## WORK TO BE COMPLETED
Wherever "interfață" appears in a line, list that line.

(Data records)

<<<<

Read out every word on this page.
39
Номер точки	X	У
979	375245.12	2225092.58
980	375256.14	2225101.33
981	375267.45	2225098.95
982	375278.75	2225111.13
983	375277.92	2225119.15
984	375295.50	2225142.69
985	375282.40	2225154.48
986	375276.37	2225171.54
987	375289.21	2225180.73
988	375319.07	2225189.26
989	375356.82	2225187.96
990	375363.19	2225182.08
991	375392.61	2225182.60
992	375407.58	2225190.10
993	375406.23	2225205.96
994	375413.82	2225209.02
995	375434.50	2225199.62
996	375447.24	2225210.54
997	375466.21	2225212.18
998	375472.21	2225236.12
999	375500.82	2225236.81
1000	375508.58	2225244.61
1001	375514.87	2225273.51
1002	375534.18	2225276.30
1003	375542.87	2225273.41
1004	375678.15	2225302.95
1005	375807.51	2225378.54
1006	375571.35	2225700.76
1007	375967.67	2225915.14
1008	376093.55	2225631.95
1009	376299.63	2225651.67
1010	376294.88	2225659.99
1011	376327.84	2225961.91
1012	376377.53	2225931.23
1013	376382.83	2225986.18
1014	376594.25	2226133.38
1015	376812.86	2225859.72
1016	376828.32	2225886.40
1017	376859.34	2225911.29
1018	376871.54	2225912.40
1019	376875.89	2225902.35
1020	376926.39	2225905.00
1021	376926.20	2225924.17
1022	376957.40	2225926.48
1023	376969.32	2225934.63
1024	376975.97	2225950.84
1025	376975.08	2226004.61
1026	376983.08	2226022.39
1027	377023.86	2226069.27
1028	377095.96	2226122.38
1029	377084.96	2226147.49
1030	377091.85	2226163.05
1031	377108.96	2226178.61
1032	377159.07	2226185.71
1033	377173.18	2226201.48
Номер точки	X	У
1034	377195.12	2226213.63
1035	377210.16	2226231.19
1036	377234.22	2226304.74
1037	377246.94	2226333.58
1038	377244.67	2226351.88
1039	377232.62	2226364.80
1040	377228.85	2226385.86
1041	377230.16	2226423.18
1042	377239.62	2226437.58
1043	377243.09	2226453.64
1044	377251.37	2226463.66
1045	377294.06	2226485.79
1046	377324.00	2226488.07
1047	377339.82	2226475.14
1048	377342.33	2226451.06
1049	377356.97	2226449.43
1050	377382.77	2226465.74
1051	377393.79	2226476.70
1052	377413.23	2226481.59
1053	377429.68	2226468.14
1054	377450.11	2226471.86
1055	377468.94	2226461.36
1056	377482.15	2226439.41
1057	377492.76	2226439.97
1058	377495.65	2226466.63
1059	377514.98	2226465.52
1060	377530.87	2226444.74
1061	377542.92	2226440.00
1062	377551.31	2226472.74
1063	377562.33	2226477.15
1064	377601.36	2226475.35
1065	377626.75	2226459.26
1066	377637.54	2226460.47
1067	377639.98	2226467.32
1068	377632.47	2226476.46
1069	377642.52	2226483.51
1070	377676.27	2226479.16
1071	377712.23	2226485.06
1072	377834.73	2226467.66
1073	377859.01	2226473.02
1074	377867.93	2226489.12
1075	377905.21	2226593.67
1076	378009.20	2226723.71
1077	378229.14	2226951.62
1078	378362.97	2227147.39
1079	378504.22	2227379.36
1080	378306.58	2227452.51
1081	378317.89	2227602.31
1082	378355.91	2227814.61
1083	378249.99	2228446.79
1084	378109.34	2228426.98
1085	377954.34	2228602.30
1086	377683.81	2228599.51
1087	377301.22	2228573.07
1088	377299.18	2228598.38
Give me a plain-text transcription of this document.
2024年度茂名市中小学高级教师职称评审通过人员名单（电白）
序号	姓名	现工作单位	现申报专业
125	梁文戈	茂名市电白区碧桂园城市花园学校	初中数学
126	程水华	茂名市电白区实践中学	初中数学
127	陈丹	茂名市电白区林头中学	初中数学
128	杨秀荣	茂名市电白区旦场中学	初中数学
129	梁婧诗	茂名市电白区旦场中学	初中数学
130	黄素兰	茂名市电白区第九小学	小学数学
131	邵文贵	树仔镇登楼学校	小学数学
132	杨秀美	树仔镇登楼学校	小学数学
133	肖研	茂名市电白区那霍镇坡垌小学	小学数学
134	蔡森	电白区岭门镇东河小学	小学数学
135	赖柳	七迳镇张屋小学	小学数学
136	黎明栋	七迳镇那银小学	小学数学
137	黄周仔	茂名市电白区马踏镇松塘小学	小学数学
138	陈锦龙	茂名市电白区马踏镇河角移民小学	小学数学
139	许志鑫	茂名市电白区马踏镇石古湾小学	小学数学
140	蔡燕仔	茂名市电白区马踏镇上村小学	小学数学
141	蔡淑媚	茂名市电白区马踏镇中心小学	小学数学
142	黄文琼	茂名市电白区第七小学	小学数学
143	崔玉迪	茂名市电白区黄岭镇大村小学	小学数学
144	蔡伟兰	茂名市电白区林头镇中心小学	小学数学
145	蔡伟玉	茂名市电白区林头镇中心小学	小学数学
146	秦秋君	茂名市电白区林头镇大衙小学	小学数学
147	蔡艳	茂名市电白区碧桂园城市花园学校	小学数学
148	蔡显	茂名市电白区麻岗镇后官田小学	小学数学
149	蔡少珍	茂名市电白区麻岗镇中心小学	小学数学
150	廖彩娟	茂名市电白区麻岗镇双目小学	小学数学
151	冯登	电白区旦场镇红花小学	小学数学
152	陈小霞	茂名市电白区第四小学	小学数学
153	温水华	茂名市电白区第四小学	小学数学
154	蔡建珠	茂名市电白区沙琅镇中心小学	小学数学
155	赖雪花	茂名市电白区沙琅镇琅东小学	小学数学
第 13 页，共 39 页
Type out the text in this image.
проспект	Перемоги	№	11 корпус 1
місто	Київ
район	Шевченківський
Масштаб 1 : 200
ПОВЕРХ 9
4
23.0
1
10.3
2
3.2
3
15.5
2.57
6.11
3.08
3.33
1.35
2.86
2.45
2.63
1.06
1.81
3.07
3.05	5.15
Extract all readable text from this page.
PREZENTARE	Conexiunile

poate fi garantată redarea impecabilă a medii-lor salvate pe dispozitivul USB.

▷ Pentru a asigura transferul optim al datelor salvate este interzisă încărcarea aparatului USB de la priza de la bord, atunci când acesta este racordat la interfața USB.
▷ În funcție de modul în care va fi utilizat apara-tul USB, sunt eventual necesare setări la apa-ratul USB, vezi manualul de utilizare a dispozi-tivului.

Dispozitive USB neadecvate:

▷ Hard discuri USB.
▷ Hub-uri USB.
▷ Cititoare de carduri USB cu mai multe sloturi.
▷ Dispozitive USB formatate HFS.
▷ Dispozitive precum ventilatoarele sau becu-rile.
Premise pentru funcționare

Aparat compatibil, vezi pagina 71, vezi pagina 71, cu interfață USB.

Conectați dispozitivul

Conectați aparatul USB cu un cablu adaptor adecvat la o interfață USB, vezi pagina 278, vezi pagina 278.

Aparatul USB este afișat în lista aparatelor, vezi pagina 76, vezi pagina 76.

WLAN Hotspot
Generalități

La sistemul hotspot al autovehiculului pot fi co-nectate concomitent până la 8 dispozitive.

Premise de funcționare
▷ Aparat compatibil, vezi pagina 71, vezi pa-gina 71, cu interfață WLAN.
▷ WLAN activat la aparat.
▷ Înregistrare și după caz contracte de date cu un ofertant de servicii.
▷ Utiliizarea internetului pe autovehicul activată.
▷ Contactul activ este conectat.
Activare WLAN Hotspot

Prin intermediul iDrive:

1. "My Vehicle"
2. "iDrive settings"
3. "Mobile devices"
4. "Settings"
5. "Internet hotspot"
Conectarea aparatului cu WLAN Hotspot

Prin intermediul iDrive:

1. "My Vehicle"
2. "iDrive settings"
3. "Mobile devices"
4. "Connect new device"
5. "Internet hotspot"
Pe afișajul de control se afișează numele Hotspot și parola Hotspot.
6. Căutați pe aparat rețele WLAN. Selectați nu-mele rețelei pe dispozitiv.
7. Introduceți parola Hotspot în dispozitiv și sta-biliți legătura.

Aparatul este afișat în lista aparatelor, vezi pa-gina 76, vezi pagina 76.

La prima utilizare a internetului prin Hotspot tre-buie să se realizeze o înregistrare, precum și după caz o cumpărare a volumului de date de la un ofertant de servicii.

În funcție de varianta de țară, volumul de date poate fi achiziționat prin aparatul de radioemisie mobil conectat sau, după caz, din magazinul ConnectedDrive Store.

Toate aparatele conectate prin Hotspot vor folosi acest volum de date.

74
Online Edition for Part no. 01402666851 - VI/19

>>>>

## OUTPUT OF THE EXERCISE
Aparat compatibil, vezi pagina 71, vezi pagina 71, cu interfață USB.
Conectați aparatul USB cu un cablu adaptor adecvat la o interfață USB, vezi pagina 278, vezi pagina 278.
▷ Aparat compatibil, vezi pagina 71, vezi pa-gina 71, cu interfață WLAN.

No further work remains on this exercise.